Data entries:
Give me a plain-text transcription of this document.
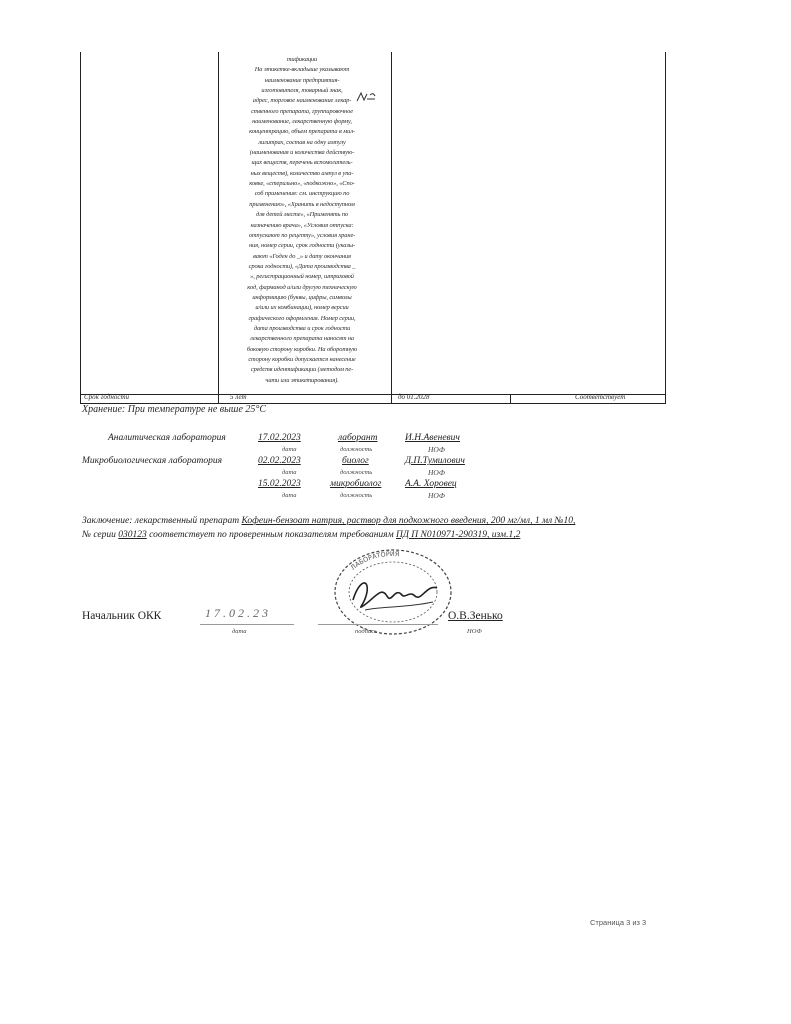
тификации
На этикетке-вкладыше указывают
наименование предприятия-
изготовителя, товарный знак,
адрес, торговое наименование лекар-
ственного препарата, группировочное
наименование, лекарственную форму,
концентрацию, объем препарата в мил-
лилитрах, состав на одну ампулу
(наименования и количества действую-
щих веществ, перечень вспомогатель-
ных веществ), количество ампул в упа-
ковке, «стерильно», «подкожно», «Спо-
соб применения: см. инструкцию по
применению», «Хранить в недоступном
для детей месте», «Применять по
назначению врача», «Условия отпуска:
отпускают по рецепту», условия хране-
ния, номер серии, срок годности (указы-
вают «Годен до _» и дату окончания
срока годности), «Дата производства _
», регистрационный номер, штриховой
код, фарманод и/или другую техническую
информацию (буквы, цифры, символы
и/или их комбинации), номер версии
графического оформления. Номер серии,
дата производства и срок годности
лекарственного препарата наносят на
боковую сторону коробки. На оборотную
сторону коробки допускается нанесение
средств идентификации (методом пе-
чати или этикетирования).
Срок годности	5 лет	до 01.2028	Соответствует
Хранение: При температуре не выше 25°C
Аналитическая лаборатория
Микробиологическая лаборатория
17.02.2023	лаборант	И.Н.Авеневич
дата	должность	НОФ
02.02.2023	биолог	Д.П.Тумилович
дата	должность	НОФ
15.02.2023	микробиолог А.А. Хоровец
дата	должность	НОФ
Заключение: лекарственный препарат Кофеин-бензоат натрия, раствор для подкожного введения, 200 мг/мл, 1 мл №10,
№ серии 030123 соответствует по проверенным показателям требованиям ПД П N010971-290319, изм.1,2
ЛАБОРАТОРИЯ
Начальник ОКК	17.02.23	О.В.Зенько
дата	подпись	НОФ
Страница 3 из 3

_TASK DIRECTIONS_: Give every line back word for word and leave the pictures out.

_EXERCISE ANSWER_:
Give me a plain-text transcription of this document.
тификации
На этикетке-вкладыше указывают
наименование предприятия-
изготовителя, товарный знак,
адрес, торговое наименование лекар-
ственного препарата, группировочное
наименование, лекарственную форму,
концентрацию, объем препарата в мил-
лилитрах, состав на одну ампулу
(наименования и количества действую-
щих веществ, перечень вспомогатель-
ных веществ), количество ампул в упа-
ковке, «стерильно», «подкожно», «Спо-
соб применения: см. инструкцию по
применению», «Хранить в недоступном
для детей месте», «Применять по
назначению врача», «Условия отпуска:
отпускают по рецепту», условия хране-
ния, номер серии, срок годности (указы-
вают «Годен до _» и дату окончания
срока годности), «Дата производства _
», регистрационный номер, штриховой
код, фарманод и/или другую техническую
информацию (буквы, цифры, символы
и/или их комбинации), номер версии
графического оформления. Номер серии,
дата производства и срок годности
лекарственного препарата наносят на
боковую сторону коробки. На оборотную
сторону коробки допускается нанесение
средств идентификации (методом пе-
чати или этикетирования).
Срок годности	5 лет	до 01.2028	Соответствует
Хранение: При температуре не выше 25°C
Аналитическая лаборатория
Микробиологическая лаборатория
17.02.2023	лаборант	И.Н.Авеневич
дата	должность	НОФ
02.02.2023	биолог	Д.П.Тумилович
дата	должность	НОФ
15.02.2023	микробиолог А.А. Хоровец
дата	должность	НОФ
Заключение: лекарственный препарат Кофеин-бензоат натрия, раствор для подкожного введения, 200 мг/мл, 1 мл №10,
№ серии 030123 соответствует по проверенным показателям требованиям ПД П N010971-290319, изм.1,2
ЛАБОРАТОРИЯ
Начальник ОКК	17.02.23	О.В.Зенько
дата	подпись	НОФ
Страница 3 из 3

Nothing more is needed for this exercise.